◆ TO DO
Your task is to transcribe the entries below exactly, beginning with the line containing "What data was" and ending with the final line, and to add nothing else.

+++

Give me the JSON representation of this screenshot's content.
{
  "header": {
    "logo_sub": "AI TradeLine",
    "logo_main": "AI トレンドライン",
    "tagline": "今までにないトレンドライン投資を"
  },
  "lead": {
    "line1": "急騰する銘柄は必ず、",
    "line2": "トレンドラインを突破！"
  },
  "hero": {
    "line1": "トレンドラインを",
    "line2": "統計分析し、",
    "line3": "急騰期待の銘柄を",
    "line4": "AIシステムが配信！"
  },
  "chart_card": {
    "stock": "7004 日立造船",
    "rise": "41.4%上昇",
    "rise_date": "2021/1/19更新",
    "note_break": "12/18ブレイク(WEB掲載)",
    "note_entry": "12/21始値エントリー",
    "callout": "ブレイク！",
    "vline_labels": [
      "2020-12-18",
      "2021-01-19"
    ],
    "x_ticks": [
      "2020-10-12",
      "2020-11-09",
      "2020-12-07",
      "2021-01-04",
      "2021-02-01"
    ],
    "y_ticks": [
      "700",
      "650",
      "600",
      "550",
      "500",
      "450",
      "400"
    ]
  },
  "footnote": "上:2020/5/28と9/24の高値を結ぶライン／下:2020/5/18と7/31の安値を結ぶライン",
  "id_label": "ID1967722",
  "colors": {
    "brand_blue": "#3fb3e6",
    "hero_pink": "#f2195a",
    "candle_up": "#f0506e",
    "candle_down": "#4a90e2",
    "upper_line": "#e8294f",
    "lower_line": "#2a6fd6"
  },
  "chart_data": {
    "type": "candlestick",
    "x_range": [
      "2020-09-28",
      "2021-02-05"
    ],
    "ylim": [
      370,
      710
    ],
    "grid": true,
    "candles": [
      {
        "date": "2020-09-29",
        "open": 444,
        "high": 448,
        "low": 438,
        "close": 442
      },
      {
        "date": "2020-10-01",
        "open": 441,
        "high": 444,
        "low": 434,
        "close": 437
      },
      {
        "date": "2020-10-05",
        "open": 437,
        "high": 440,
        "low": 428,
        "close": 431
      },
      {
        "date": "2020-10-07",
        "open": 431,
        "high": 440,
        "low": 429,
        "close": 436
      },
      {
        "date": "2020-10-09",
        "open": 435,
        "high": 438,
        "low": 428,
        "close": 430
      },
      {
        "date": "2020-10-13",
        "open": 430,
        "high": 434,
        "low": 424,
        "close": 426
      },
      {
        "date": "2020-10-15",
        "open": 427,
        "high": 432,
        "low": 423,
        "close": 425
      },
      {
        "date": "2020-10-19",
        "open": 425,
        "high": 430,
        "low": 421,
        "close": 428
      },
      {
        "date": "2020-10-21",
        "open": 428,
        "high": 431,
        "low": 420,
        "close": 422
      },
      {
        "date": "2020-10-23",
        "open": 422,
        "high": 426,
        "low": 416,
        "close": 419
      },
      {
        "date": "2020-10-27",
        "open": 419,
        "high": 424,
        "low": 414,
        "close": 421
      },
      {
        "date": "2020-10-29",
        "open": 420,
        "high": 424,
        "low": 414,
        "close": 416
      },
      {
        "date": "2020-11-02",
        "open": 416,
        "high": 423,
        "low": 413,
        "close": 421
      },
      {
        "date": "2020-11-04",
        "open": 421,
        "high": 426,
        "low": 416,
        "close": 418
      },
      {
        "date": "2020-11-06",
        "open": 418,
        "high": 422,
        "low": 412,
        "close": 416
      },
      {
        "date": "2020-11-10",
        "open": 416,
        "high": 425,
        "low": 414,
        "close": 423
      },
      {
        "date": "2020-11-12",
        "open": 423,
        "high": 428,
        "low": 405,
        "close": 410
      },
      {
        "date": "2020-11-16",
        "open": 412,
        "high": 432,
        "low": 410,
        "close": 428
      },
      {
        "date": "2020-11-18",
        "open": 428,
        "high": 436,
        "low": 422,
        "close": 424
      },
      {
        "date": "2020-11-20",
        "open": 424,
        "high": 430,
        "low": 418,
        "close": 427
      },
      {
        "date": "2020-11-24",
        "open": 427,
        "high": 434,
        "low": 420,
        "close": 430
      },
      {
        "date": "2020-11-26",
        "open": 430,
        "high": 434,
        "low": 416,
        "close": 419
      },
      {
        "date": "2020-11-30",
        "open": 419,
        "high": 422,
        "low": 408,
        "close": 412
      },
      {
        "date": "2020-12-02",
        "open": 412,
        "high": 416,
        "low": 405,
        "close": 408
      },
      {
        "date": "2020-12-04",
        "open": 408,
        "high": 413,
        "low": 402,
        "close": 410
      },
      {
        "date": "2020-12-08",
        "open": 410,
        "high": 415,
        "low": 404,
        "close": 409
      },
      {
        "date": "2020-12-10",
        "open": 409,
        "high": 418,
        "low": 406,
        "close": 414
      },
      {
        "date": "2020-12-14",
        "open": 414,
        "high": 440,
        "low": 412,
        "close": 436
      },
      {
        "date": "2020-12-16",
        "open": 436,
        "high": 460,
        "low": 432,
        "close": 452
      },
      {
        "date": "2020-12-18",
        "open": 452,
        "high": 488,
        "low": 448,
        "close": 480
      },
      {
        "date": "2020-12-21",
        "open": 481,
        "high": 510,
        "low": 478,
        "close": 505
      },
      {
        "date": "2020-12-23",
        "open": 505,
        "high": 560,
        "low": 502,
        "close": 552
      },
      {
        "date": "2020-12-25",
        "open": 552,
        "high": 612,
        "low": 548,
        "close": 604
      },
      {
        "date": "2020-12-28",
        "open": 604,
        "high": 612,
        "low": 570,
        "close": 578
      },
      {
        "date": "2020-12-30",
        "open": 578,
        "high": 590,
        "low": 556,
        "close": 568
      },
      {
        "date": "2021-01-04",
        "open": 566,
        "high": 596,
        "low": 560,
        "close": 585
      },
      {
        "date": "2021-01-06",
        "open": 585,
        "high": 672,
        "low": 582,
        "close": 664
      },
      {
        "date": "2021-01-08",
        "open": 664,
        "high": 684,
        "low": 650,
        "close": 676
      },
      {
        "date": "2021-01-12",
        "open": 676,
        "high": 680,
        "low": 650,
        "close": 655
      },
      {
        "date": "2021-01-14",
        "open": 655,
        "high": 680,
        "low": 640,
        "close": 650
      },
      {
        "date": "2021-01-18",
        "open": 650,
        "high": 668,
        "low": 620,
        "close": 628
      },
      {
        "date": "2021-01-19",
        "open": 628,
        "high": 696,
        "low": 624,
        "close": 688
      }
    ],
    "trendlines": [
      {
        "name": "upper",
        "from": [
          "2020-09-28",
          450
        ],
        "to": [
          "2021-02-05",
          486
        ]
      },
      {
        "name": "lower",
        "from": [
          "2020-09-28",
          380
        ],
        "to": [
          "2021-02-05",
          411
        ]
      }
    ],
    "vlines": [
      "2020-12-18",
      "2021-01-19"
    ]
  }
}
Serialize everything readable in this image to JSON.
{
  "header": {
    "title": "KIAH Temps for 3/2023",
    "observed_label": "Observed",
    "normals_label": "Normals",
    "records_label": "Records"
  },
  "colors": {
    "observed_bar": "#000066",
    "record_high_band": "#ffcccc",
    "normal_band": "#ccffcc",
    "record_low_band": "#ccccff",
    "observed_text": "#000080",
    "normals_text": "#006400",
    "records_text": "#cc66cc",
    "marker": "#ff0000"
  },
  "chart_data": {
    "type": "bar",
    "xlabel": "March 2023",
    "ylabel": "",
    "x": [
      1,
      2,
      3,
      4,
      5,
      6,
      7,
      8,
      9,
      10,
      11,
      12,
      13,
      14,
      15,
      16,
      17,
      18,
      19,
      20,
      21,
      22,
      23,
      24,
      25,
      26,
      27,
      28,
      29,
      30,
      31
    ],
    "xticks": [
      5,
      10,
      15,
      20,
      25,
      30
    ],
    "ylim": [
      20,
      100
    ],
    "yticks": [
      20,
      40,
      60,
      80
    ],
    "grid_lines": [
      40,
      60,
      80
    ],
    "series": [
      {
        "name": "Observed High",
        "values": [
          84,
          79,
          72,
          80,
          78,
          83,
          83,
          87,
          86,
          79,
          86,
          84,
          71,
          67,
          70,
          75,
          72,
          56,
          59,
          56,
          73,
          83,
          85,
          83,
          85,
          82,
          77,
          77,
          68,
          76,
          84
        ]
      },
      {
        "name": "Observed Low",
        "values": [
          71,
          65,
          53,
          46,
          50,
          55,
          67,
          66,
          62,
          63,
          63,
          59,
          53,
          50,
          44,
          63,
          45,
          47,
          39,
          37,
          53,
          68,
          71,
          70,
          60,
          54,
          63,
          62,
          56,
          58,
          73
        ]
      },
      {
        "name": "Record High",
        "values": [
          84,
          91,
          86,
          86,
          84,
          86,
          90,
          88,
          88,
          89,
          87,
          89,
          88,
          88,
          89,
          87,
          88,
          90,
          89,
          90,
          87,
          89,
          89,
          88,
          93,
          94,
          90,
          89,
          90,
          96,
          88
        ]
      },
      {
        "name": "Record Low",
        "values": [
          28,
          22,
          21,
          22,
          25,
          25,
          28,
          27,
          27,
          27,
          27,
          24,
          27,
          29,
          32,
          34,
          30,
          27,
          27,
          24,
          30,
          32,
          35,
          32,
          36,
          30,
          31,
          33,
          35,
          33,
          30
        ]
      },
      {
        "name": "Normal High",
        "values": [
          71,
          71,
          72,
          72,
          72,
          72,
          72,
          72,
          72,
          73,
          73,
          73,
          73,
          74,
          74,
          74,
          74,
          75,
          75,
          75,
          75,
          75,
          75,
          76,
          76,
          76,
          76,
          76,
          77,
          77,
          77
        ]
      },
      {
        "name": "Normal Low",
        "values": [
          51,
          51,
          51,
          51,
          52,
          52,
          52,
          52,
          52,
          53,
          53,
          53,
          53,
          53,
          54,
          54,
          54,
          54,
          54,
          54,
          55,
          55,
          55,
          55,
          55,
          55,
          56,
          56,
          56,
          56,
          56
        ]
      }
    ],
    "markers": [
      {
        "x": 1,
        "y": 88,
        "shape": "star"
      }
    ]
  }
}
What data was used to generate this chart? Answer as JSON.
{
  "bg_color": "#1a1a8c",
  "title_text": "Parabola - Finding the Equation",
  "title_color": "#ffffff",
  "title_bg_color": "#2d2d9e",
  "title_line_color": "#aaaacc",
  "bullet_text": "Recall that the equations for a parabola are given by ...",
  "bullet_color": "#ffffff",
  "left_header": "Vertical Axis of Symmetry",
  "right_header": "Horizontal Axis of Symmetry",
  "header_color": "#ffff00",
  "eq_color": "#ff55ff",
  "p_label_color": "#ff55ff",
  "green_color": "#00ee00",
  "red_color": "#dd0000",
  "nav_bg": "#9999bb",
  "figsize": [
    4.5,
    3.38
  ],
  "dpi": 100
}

+++

◆ EXPECTED OUTPUT
What data was used to generate this chart? Answer as JSON.
{
  "bg_color": "#1a1a8c",
  "title_text": "Parabola - Finding the Equation",
  "title_color": "#ffffff",
  "title_bg_color": "#2d2d9e",
  "title_line_color": "#aaaacc",
  "bullet_text": "Recall that the equations for a parabola are given by ...",
  "bullet_color": "#ffffff",
  "left_header": "Vertical Axis of Symmetry",
  "right_header": "Horizontal Axis of Symmetry",
  "header_color": "#ffff00",
  "eq_color": "#ff55ff",
  "p_label_color": "#ff55ff",
  "green_color": "#00ee00",
  "red_color": "#dd0000",
  "nav_bg": "#9999bb",
  "figsize": [
    4.5,
    3.38
  ],
  "dpi": 100
}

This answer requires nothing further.